* Begin *
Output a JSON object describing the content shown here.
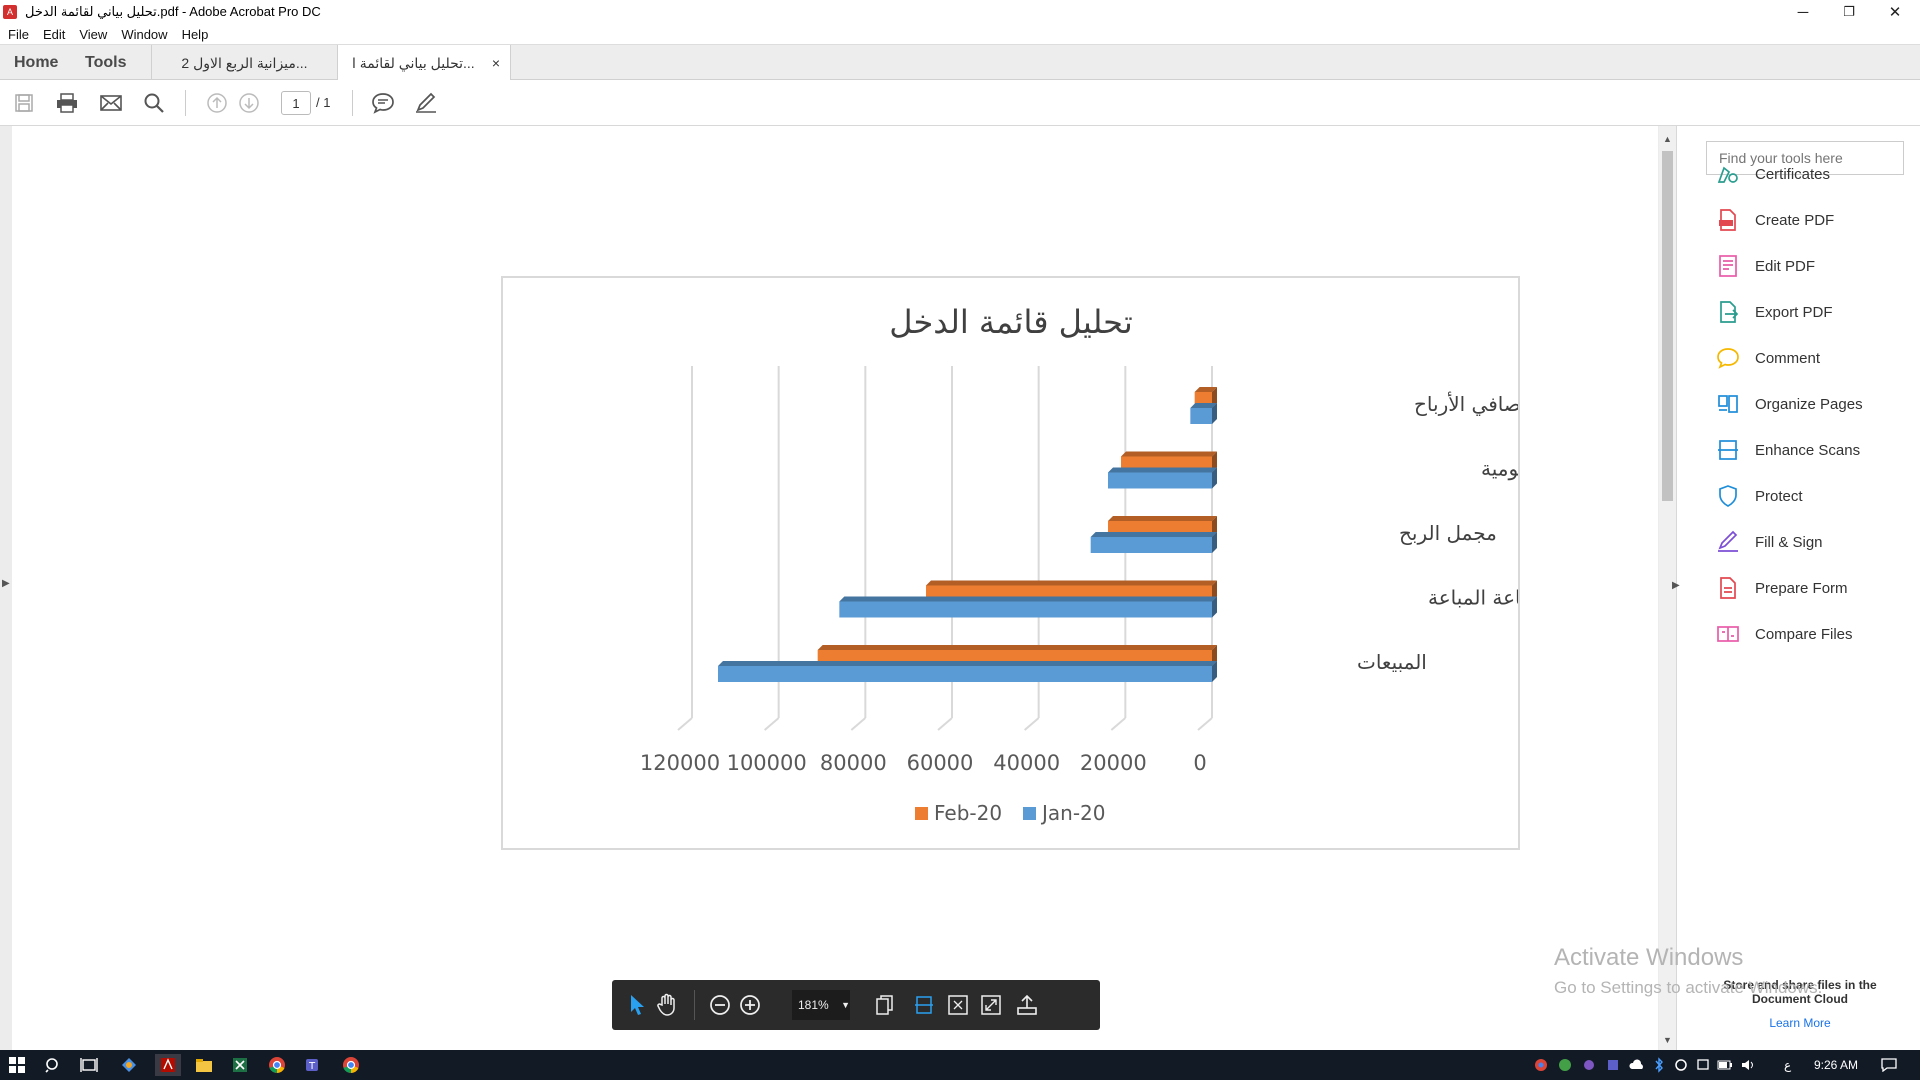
{
  "window": {
    "title": "تحليل بياني لقائمة الدخل.pdf - Adobe Acrobat Pro DC",
    "minimize": "─",
    "restore": "❐",
    "close": "✕"
  },
  "menu": [
    "File",
    "Edit",
    "View",
    "Window",
    "Help"
  ],
  "tabs": {
    "home": "Home",
    "tools": "Tools",
    "docs": [
      {
        "label": "ميزانية الربع الاول 2..."
      },
      {
        "label": "تحليل بياني لقائمة ا..."
      }
    ],
    "close": "×"
  },
  "toolbar": {
    "page_current": "1",
    "page_total": "/ 1"
  },
  "chart_data": {
    "type": "bar",
    "orientation": "horizontal",
    "title": "تحليل قائمة الدخل",
    "categories": [
      "صافي الأرباح",
      "المصاريف الإدارية والعمومية",
      "مجمل الربح",
      "تكلفة البضاعة المباعة",
      "المبيعات"
    ],
    "series": [
      {
        "name": "Feb-20",
        "color": "#ed7d31",
        "values": [
          4000,
          21000,
          24000,
          66000,
          91000
        ]
      },
      {
        "name": "Jan-20",
        "color": "#5b9bd5",
        "values": [
          5000,
          24000,
          28000,
          86000,
          114000
        ]
      }
    ],
    "xlim": [
      0,
      120000
    ],
    "x_ticks": [
      "0",
      "20000",
      "40000",
      "60000",
      "80000",
      "100000",
      "120000"
    ],
    "x_direction": "reversed",
    "legend": [
      {
        "name": "Feb-20",
        "color": "#ed7d31"
      },
      {
        "name": "Jan-20",
        "color": "#5b9bd5"
      }
    ],
    "legend_position": "bottom",
    "grid": true
  },
  "tools_pane": {
    "search_placeholder": "Find your tools here",
    "items": [
      {
        "label": "Certificates",
        "icon": "certificate-icon",
        "color": "#2a9d8f"
      },
      {
        "label": "Create PDF",
        "icon": "create-pdf-icon",
        "color": "#e34850"
      },
      {
        "label": "Edit PDF",
        "icon": "edit-pdf-icon",
        "color": "#e85ba8"
      },
      {
        "label": "Export PDF",
        "icon": "export-pdf-icon",
        "color": "#2a9d8f"
      },
      {
        "label": "Comment",
        "icon": "comment-icon",
        "color": "#f5b800"
      },
      {
        "label": "Organize Pages",
        "icon": "organize-pages-icon",
        "color": "#1f8ed9"
      },
      {
        "label": "Enhance Scans",
        "icon": "enhance-scans-icon",
        "color": "#1f8ed9"
      },
      {
        "label": "Protect",
        "icon": "protect-shield-icon",
        "color": "#1f8ed9"
      },
      {
        "label": "Fill & Sign",
        "icon": "fill-sign-icon",
        "color": "#7d4fd6"
      },
      {
        "label": "Prepare Form",
        "icon": "prepare-form-icon",
        "color": "#e34850"
      },
      {
        "label": "Compare Files",
        "icon": "compare-files-icon",
        "color": "#e85ba8"
      }
    ],
    "cloud_promo": "Store and share files in the Document Cloud",
    "learn_more": "Learn More"
  },
  "watermark": {
    "activate_title": "Activate Windows",
    "activate_sub": "Go to Settings to activate Windows."
  },
  "floating_toolbar": {
    "zoom": "181%"
  },
  "taskbar": {
    "lang": "ع",
    "time": "9:26 AM"
  }
}
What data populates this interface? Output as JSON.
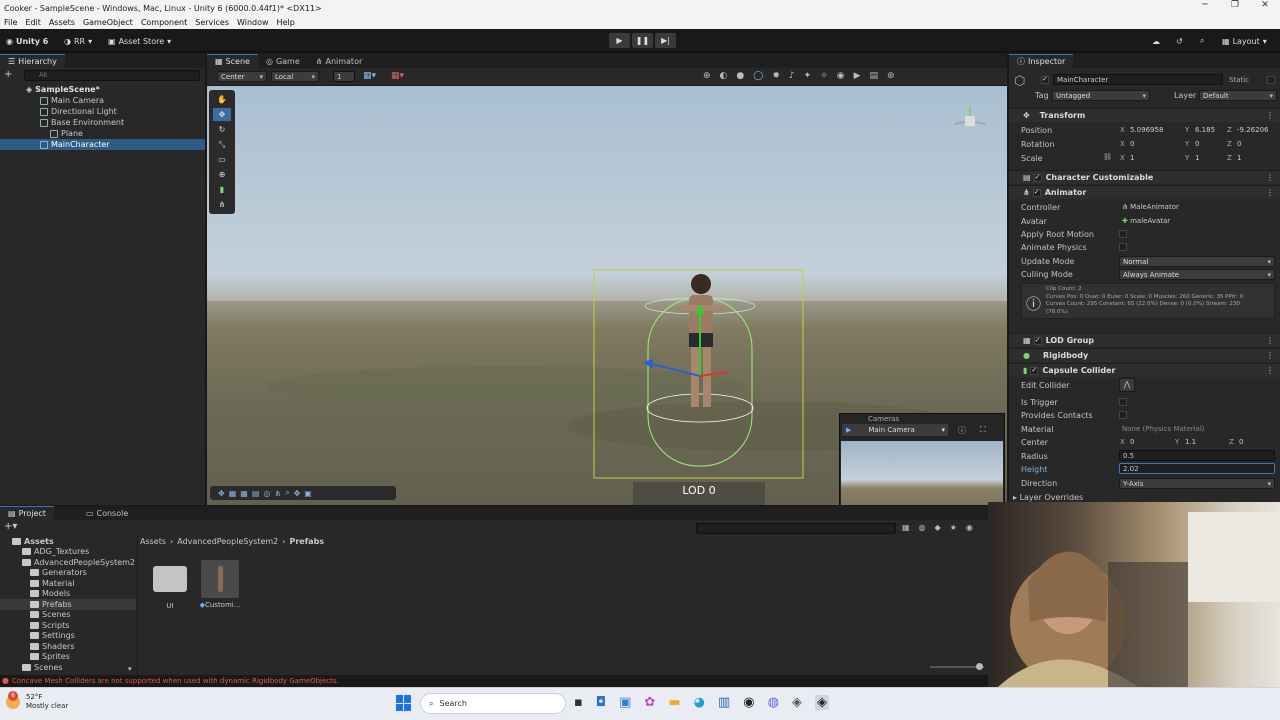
{
  "window": {
    "title": "Cooker - SampleScene - Windows, Mac, Linux - Unity 6 (6000.0.44f1)* <DX11>"
  },
  "menu": [
    "File",
    "Edit",
    "Assets",
    "GameObject",
    "Component",
    "Services",
    "Window",
    "Help"
  ],
  "toolbar": {
    "account": "Unity 6",
    "initials": "RR",
    "asset_store": "Asset Store",
    "layout": "Layout"
  },
  "hierarchy": {
    "tab": "Hierarchy",
    "search_placeholder": "All",
    "items": [
      {
        "label": "SampleScene*",
        "indent": 0
      },
      {
        "label": "Main Camera",
        "indent": 1
      },
      {
        "label": "Directional Light",
        "indent": 1
      },
      {
        "label": "Base Environment",
        "indent": 1
      },
      {
        "label": "Plane",
        "indent": 2
      },
      {
        "label": "MainCharacter",
        "indent": 1
      }
    ]
  },
  "scene": {
    "tabs": [
      "Scene",
      "Game",
      "Animator"
    ],
    "pivot": "Center",
    "space": "Local",
    "grid": "1",
    "lod_label": "LOD 0",
    "cameras_title": "Cameras",
    "camera_select": "Main Camera"
  },
  "inspector": {
    "tab": "Inspector",
    "object_name": "MainCharacter",
    "static_label": "Static",
    "tag_label": "Tag",
    "tag_value": "Untagged",
    "layer_label": "Layer",
    "layer_value": "Default",
    "transform": {
      "title": "Transform",
      "position_label": "Position",
      "pos_x": "5.096958",
      "pos_y": "6.185",
      "pos_z": "-9.26206",
      "rotation_label": "Rotation",
      "rot_x": "0",
      "rot_y": "0",
      "rot_z": "0",
      "scale_label": "Scale",
      "scl_x": "1",
      "scl_y": "1",
      "scl_z": "1"
    },
    "character_customizable": "Character Customizable",
    "animator": {
      "title": "Animator",
      "controller_label": "Controller",
      "controller_value": "MaleAnimator",
      "avatar_label": "Avatar",
      "avatar_value": "maleAvatar",
      "root_motion_label": "Apply Root Motion",
      "animate_physics_label": "Animate Physics",
      "update_mode_label": "Update Mode",
      "update_mode_value": "Normal",
      "culling_mode_label": "Culling Mode",
      "culling_mode_value": "Always Animate",
      "info_line1": "Clip Count: 2",
      "info_line2": "Curves Pos: 0 Quat: 0 Euler: 0 Scale: 0 Muscles: 260 Generic: 35 PPtr: 0",
      "info_line3": "Curves Count: 295 Constant: 65 (22.0%) Dense: 0 (0.0%) Stream: 230",
      "info_line4": "(78.0%)"
    },
    "lod_group": "LOD Group",
    "rigidbody": "Rigidbody",
    "capsule": {
      "title": "Capsule Collider",
      "edit_label": "Edit Collider",
      "is_trigger_label": "Is Trigger",
      "provides_contacts_label": "Provides Contacts",
      "material_label": "Material",
      "material_value": "None (Physics Material)",
      "center_label": "Center",
      "center_x": "0",
      "center_y": "1.1",
      "center_z": "0",
      "radius_label": "Radius",
      "radius_value": "0.5",
      "height_label": "Height",
      "height_value": "2.02",
      "direction_label": "Direction",
      "direction_value": "Y-Axis",
      "layer_overrides_label": "Layer Overrides"
    }
  },
  "project": {
    "tabs": [
      "Project",
      "Console"
    ],
    "breadcrumb": [
      "Assets",
      "AdvancedPeopleSystem2",
      "Prefabs"
    ],
    "tree": [
      {
        "label": "Assets",
        "indent": 0
      },
      {
        "label": "ADG_Textures",
        "indent": 1
      },
      {
        "label": "AdvancedPeopleSystem2",
        "indent": 1
      },
      {
        "label": "Generators",
        "indent": 2
      },
      {
        "label": "Material",
        "indent": 2
      },
      {
        "label": "Models",
        "indent": 2
      },
      {
        "label": "Prefabs",
        "indent": 2
      },
      {
        "label": "Scenes",
        "indent": 2
      },
      {
        "label": "Scripts",
        "indent": 2
      },
      {
        "label": "Settings",
        "indent": 2
      },
      {
        "label": "Shaders",
        "indent": 2
      },
      {
        "label": "Sprites",
        "indent": 2
      },
      {
        "label": "Scenes",
        "indent": 1
      }
    ],
    "assets": [
      {
        "label": "UI"
      },
      {
        "label": "Customi..."
      }
    ]
  },
  "status": {
    "message": "Concave Mesh Colliders are not supported when used with dynamic Rigidbody GameObjects."
  },
  "taskbar": {
    "temp": "52°F",
    "weather": "Mostly clear",
    "search": "Search",
    "badge": "6"
  },
  "colors": {
    "accent": "#3a79bb",
    "error": "#e05a4a",
    "bg": "#282828"
  }
}
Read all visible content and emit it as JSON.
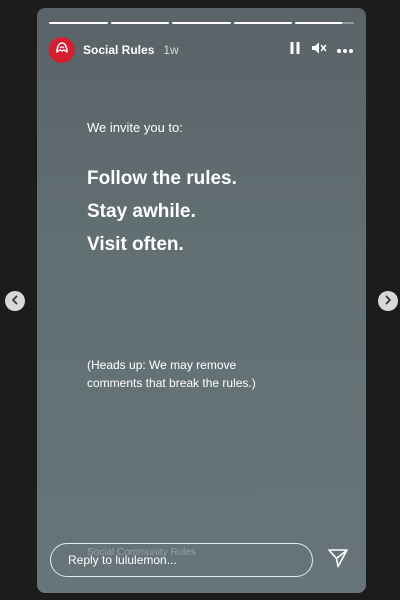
{
  "story": {
    "progress": [
      1,
      1,
      1,
      1,
      0.8
    ],
    "account": {
      "name": "Social Rules",
      "posted": "1w",
      "avatar_color": "#d31f2f"
    },
    "controls": [
      "pause-icon",
      "mute-icon",
      "more-icon"
    ],
    "intro": "We invite you to:",
    "rules": [
      "Follow the rules.",
      "Stay awhile.",
      "Visit often."
    ],
    "note_line1": "(Heads up: We may remove",
    "note_line2": "comments that break the rules.)",
    "ghost_caption": "Social Community Rules",
    "reply_placeholder": "Reply to lululemon..."
  },
  "colors": {
    "background": "#1c1c1c",
    "story_gray": "#627074",
    "accent": "#d31f2f"
  },
  "nav": {
    "prev": "chevron-left-icon",
    "next": "chevron-right-icon"
  }
}
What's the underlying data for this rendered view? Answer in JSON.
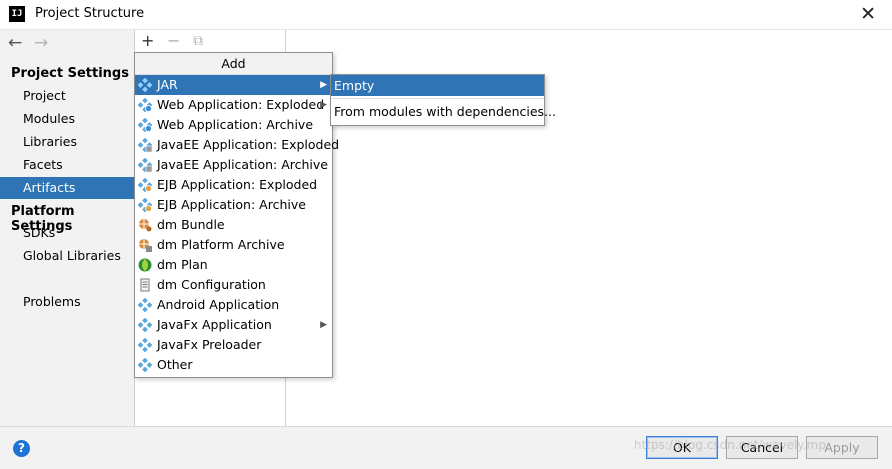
{
  "window": {
    "title": "Project Structure",
    "app_icon_text": "IJ",
    "close_glyph": "✕"
  },
  "nav": {
    "back_glyph": "←",
    "forward_glyph": "→"
  },
  "sidebar": {
    "project_settings_title": "Project Settings",
    "project_items": [
      "Project",
      "Modules",
      "Libraries",
      "Facets",
      "Artifacts"
    ],
    "selected": "Artifacts",
    "platform_settings_title": "Platform Settings",
    "platform_items": [
      "SDKs",
      "Global Libraries"
    ],
    "other_items": [
      "Problems"
    ]
  },
  "toolbar": {
    "add_glyph": "+",
    "remove_glyph": "−",
    "copy_glyph": "⧉"
  },
  "add_menu": {
    "title": "Add",
    "items": [
      {
        "label": "JAR",
        "icon": "artifact-diamond-icon",
        "has_submenu": true,
        "selected": true
      },
      {
        "label": "Web Application: Exploded",
        "icon": "web-app-icon",
        "has_submenu": true
      },
      {
        "label": "Web Application: Archive",
        "icon": "web-app-icon"
      },
      {
        "label": "JavaEE Application: Exploded",
        "icon": "javaee-app-icon"
      },
      {
        "label": "JavaEE Application: Archive",
        "icon": "javaee-app-icon"
      },
      {
        "label": "EJB Application: Exploded",
        "icon": "ejb-app-icon"
      },
      {
        "label": "EJB Application: Archive",
        "icon": "ejb-app-icon"
      },
      {
        "label": "dm Bundle",
        "icon": "dm-bundle-icon"
      },
      {
        "label": "dm Platform Archive",
        "icon": "dm-platform-icon"
      },
      {
        "label": "dm Plan",
        "icon": "dm-plan-icon"
      },
      {
        "label": "dm Configuration",
        "icon": "dm-config-icon"
      },
      {
        "label": "Android Application",
        "icon": "artifact-diamond-icon"
      },
      {
        "label": "JavaFx Application",
        "icon": "artifact-diamond-icon",
        "has_submenu": true
      },
      {
        "label": "JavaFx Preloader",
        "icon": "artifact-diamond-icon"
      },
      {
        "label": "Other",
        "icon": "artifact-diamond-icon"
      }
    ]
  },
  "jar_submenu": {
    "items": [
      "Empty",
      "From modules with dependencies..."
    ],
    "selected": "Empty"
  },
  "buttons": {
    "ok": "OK",
    "cancel": "Cancel",
    "apply": "Apply",
    "help": "?"
  },
  "watermark": "https://blog.csdn.net/wavely.mp",
  "colors": {
    "selection": "#2f75b5",
    "panel_bg": "#f2f2f2",
    "diamond": "#5aa8e0",
    "help": "#1e73d8"
  }
}
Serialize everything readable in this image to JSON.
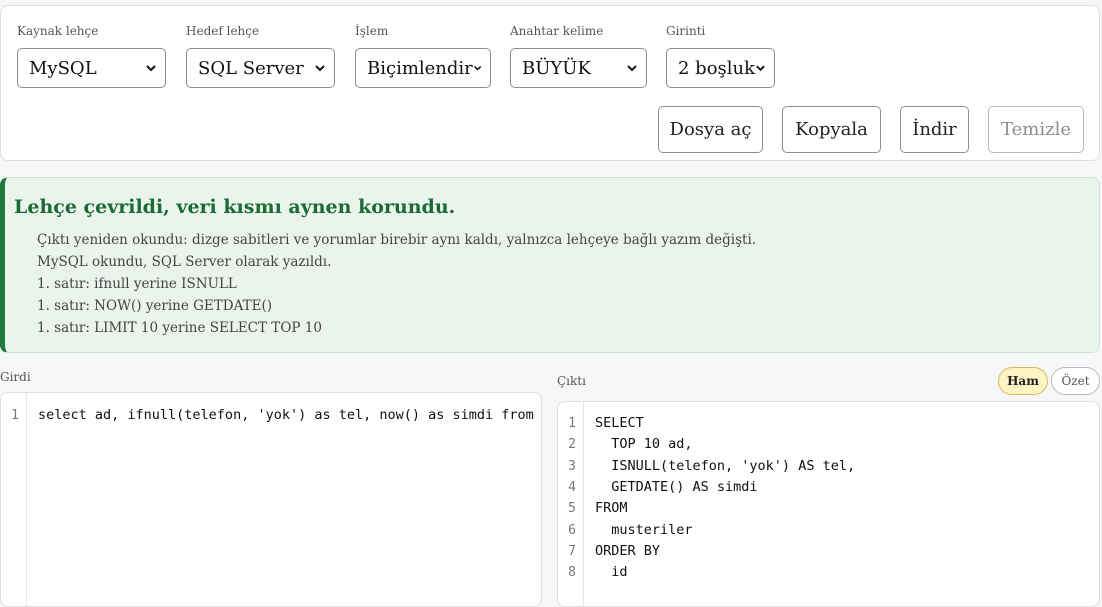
{
  "toolbar": {
    "fields": [
      {
        "label": "Kaynak lehçe",
        "value": "MySQL"
      },
      {
        "label": "Hedef lehçe",
        "value": "SQL Server"
      },
      {
        "label": "İşlem",
        "value": "Biçimlendir"
      },
      {
        "label": "Anahtar kelime",
        "value": "BÜYÜK"
      },
      {
        "label": "Girinti",
        "value": "2 boşluk"
      }
    ],
    "buttons": {
      "open_file": "Dosya aç",
      "copy": "Kopyala",
      "download": "İndir",
      "clear": "Temizle"
    }
  },
  "notice": {
    "title": "Lehçe çevrildi, veri kısmı aynen korundu.",
    "items": [
      "Çıktı yeniden okundu: dizge sabitleri ve yorumlar birebir aynı kaldı, yalnızca lehçeye bağlı yazım değişti.",
      "MySQL okundu, SQL Server olarak yazıldı.",
      "1. satır: ifnull yerine ISNULL",
      "1. satır: NOW() yerine GETDATE()",
      "1. satır: LIMIT 10 yerine SELECT TOP 10"
    ]
  },
  "input": {
    "label": "Girdi",
    "line_numbers": [
      "1"
    ],
    "lines": [
      "select ad, ifnull(telefon, 'yok') as tel, now() as simdi from m"
    ]
  },
  "output": {
    "label": "Çıktı",
    "toggle_raw": "Ham",
    "toggle_summary": "Özet",
    "line_numbers": [
      "1",
      "2",
      "3",
      "4",
      "5",
      "6",
      "7",
      "8"
    ],
    "lines": [
      "SELECT",
      "  TOP 10 ad,",
      "  ISNULL(telefon, 'yok') AS tel,",
      "  GETDATE() AS simdi",
      "FROM",
      "  musteriler",
      "ORDER BY",
      "  id"
    ]
  },
  "colors": {
    "notice_accent": "#1e7a3c",
    "notice_bg": "#eaf4ec",
    "toggle_active_bg": "#fdf3c4"
  },
  "icons": {
    "select_arrow": "chevron-down-icon"
  }
}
* End *
[WHAT YOU ARE ASKED TO DO] Identify the lines of the entries containing the string "Animate". Copy each such line.

[TASK OUTPUT]
      "animate_physics_label": "Animate Physics",
      "culling_mode_value": "Always Animate",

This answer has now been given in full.